What is asked: Repeat every entry word for word, skipping the pictures.

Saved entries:
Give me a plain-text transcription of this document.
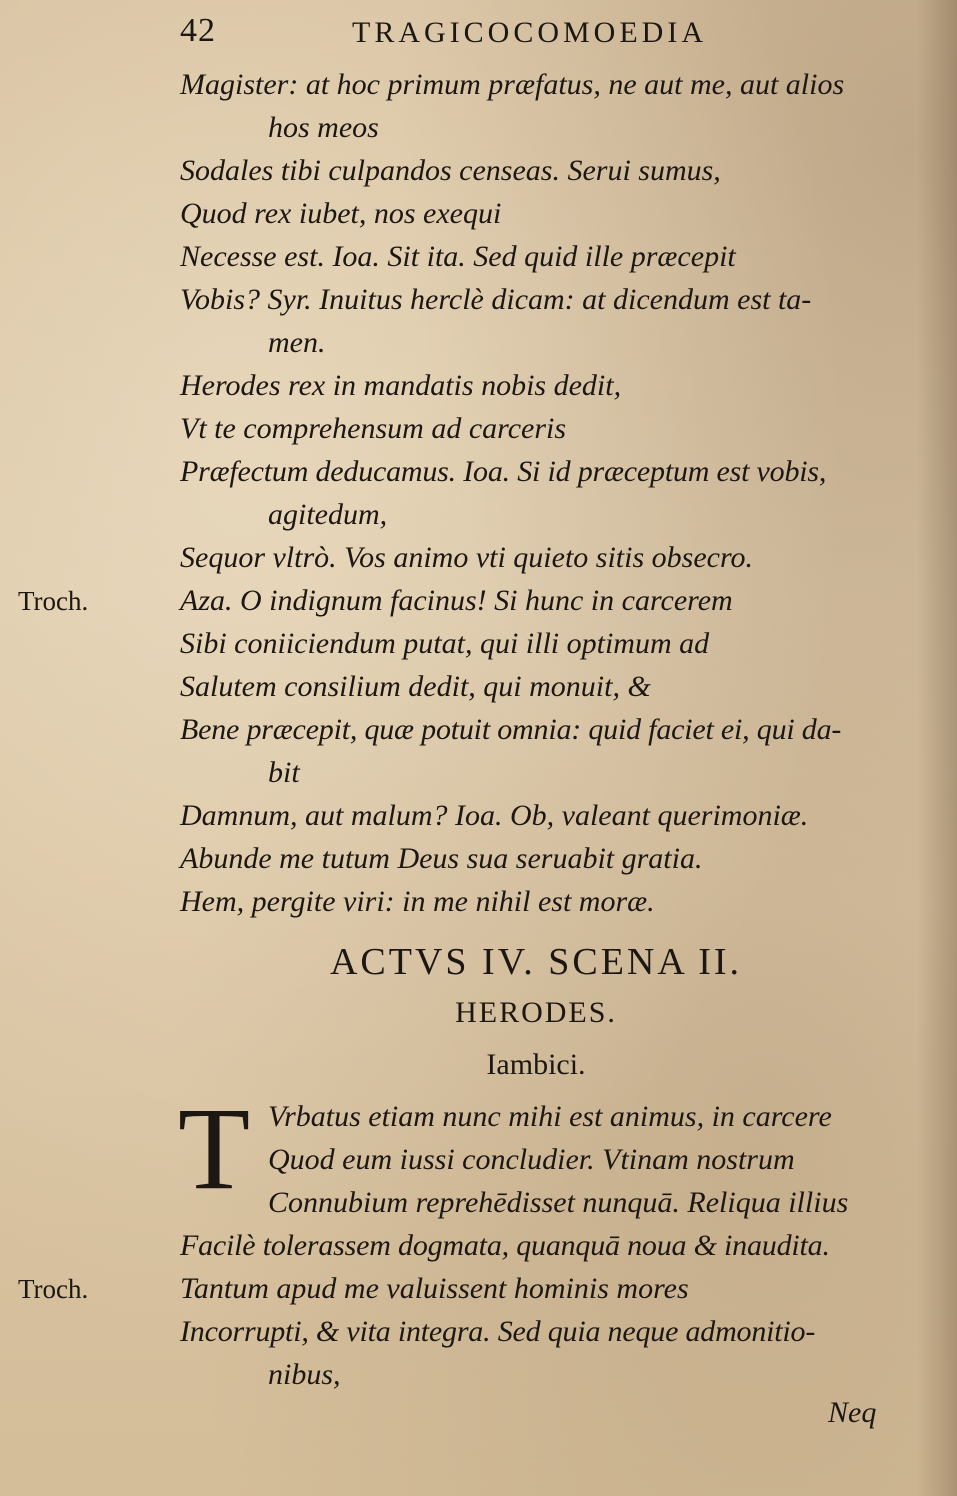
42	TRAGICOCOMOEDIA
Magister: at hoc primum præfatus, ne aut me, aut alios
hos meos
Sodales tibi culpandos censeas. Serui sumus,
Quod rex iubet, nos exequi
Necesse est. Ioa. Sit ita. Sed quid ille præcepit
Vobis? Syr. Inuitus herclè dicam: at dicendum est ta-
men.
Herodes rex in mandatis nobis dedit,
Vt te comprehensum ad carceris
Præfectum deducamus. Ioa. Si id præceptum est vobis,
agitedum,
Sequor vltrò. Vos animo vti quieto sitis obsecro.
Troch.	Aza. O indignum facinus! Si hunc in carcerem
Sibi coniiciendum putat, qui illi optimum ad
Salutem consilium dedit, qui monuit, &
Bene præcepit, quæ potuit omnia: quid faciet ei, qui da-
bit
Damnum, aut malum? Ioa. Ob, valeant querimoniæ.
Abunde me tutum Deus sua seruabit gratia.
Hem, pergite viri: in me nihil est moræ.
ACTVS IV. SCENA II.
HERODES.
Iambici.
T Vrbatus etiam nunc mihi est animus, in carcere
Quod eum iussi concludier. Vtinam nostrum
Connubium reprehēdisset nunquā. Reliqua illius
Facilè tolerassem dogmata, quanquā noua & inaudita.
Troch.	Tantum apud me valuissent hominis mores
Incorrupti, & vita integra. Sed quia neque admonitio-
nibus,
Neq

Correct output:
Give me a plain-text transcription of this document.
42	TRAGICOCOMOEDIA
Magister: at hoc primum præfatus, ne aut me, aut alios
hos meos
Sodales tibi culpandos censeas. Serui sumus,
Quod rex iubet, nos exequi
Necesse est. Ioa. Sit ita. Sed quid ille præcepit
Vobis? Syr. Inuitus herclè dicam: at dicendum est ta-
men.
Herodes rex in mandatis nobis dedit,
Vt te comprehensum ad carceris
Præfectum deducamus. Ioa. Si id præceptum est vobis,
agitedum,
Sequor vltrò. Vos animo vti quieto sitis obsecro.
Troch.	Aza. O indignum facinus! Si hunc in carcerem
Sibi coniiciendum putat, qui illi optimum ad
Salutem consilium dedit, qui monuit, &
Bene præcepit, quæ potuit omnia: quid faciet ei, qui da-
bit
Damnum, aut malum? Ioa. Ob, valeant querimoniæ.
Abunde me tutum Deus sua seruabit gratia.
Hem, pergite viri: in me nihil est moræ.
ACTVS IV. SCENA II.
HERODES.
Iambici.
T Vrbatus etiam nunc mihi est animus, in carcere
Quod eum iussi concludier. Vtinam nostrum
Connubium reprehēdisset nunquā. Reliqua illius
Facilè tolerassem dogmata, quanquā noua & inaudita.
Troch.	Tantum apud me valuissent hominis mores
Incorrupti, & vita integra. Sed quia neque admonitio-
nibus,
Neq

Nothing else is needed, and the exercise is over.